Problem requirements - In the material below, find every line with "screenshot" and pull it out.

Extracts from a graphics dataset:
|---|

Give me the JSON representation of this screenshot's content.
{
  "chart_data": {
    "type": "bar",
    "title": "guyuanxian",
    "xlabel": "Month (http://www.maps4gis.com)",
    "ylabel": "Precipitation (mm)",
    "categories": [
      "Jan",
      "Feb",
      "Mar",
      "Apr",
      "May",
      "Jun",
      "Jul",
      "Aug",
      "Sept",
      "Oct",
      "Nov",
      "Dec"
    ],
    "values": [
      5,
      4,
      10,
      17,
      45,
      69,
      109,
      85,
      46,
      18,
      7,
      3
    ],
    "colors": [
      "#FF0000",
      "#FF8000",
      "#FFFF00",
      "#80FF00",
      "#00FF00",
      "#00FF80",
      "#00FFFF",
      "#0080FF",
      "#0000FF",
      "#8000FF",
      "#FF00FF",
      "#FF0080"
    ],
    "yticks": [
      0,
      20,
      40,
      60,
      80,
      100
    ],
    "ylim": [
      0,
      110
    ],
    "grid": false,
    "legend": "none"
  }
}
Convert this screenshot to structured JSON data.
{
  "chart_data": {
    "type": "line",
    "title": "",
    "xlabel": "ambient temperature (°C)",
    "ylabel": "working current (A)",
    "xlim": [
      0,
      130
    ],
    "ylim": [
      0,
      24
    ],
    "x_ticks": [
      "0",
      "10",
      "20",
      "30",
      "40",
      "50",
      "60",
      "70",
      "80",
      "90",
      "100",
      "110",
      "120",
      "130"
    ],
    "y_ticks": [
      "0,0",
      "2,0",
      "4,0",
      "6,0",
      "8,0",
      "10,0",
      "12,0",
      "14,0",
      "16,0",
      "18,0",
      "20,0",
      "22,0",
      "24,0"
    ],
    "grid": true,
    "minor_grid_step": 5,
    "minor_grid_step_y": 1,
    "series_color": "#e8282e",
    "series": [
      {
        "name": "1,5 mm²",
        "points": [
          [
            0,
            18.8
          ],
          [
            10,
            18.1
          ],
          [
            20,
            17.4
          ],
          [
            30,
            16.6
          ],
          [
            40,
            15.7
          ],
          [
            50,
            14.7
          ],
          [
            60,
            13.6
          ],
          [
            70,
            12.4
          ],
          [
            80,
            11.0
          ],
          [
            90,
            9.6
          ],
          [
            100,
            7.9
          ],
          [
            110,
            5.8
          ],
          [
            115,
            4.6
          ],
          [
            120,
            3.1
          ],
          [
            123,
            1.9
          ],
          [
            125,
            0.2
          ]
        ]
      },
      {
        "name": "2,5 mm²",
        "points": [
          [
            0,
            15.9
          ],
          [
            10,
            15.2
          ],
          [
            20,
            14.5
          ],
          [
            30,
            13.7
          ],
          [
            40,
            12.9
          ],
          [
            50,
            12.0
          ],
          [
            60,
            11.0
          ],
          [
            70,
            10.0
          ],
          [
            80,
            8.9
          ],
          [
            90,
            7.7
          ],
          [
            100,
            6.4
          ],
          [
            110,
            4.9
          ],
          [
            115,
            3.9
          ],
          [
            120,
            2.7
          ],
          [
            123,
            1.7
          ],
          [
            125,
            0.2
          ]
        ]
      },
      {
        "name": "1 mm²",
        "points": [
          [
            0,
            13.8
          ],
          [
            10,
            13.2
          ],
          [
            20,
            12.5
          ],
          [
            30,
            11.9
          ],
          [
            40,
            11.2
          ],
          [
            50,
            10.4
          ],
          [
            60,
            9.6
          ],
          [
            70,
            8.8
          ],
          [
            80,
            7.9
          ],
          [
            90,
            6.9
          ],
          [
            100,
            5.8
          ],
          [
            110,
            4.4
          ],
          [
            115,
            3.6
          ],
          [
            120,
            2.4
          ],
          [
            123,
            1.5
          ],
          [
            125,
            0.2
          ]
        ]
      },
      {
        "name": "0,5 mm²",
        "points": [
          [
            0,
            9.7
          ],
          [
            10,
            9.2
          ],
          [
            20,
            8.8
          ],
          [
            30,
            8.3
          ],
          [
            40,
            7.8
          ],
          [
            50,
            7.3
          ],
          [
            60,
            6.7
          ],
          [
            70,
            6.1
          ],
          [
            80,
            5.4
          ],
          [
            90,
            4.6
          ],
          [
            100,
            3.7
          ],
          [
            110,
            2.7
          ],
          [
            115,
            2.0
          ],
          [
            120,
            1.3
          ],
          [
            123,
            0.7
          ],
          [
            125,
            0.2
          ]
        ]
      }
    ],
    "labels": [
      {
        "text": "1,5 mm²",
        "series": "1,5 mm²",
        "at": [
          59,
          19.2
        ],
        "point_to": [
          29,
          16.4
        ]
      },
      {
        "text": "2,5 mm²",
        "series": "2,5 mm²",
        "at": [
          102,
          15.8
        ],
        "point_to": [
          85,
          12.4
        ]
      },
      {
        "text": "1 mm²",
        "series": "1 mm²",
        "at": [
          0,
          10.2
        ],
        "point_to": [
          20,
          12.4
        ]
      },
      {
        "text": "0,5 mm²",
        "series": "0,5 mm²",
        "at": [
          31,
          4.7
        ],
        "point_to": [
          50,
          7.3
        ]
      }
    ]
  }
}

|---|

Task response -
Give me the JSON representation of this screenshot's content.
Convert this screenshot to structured JSON data.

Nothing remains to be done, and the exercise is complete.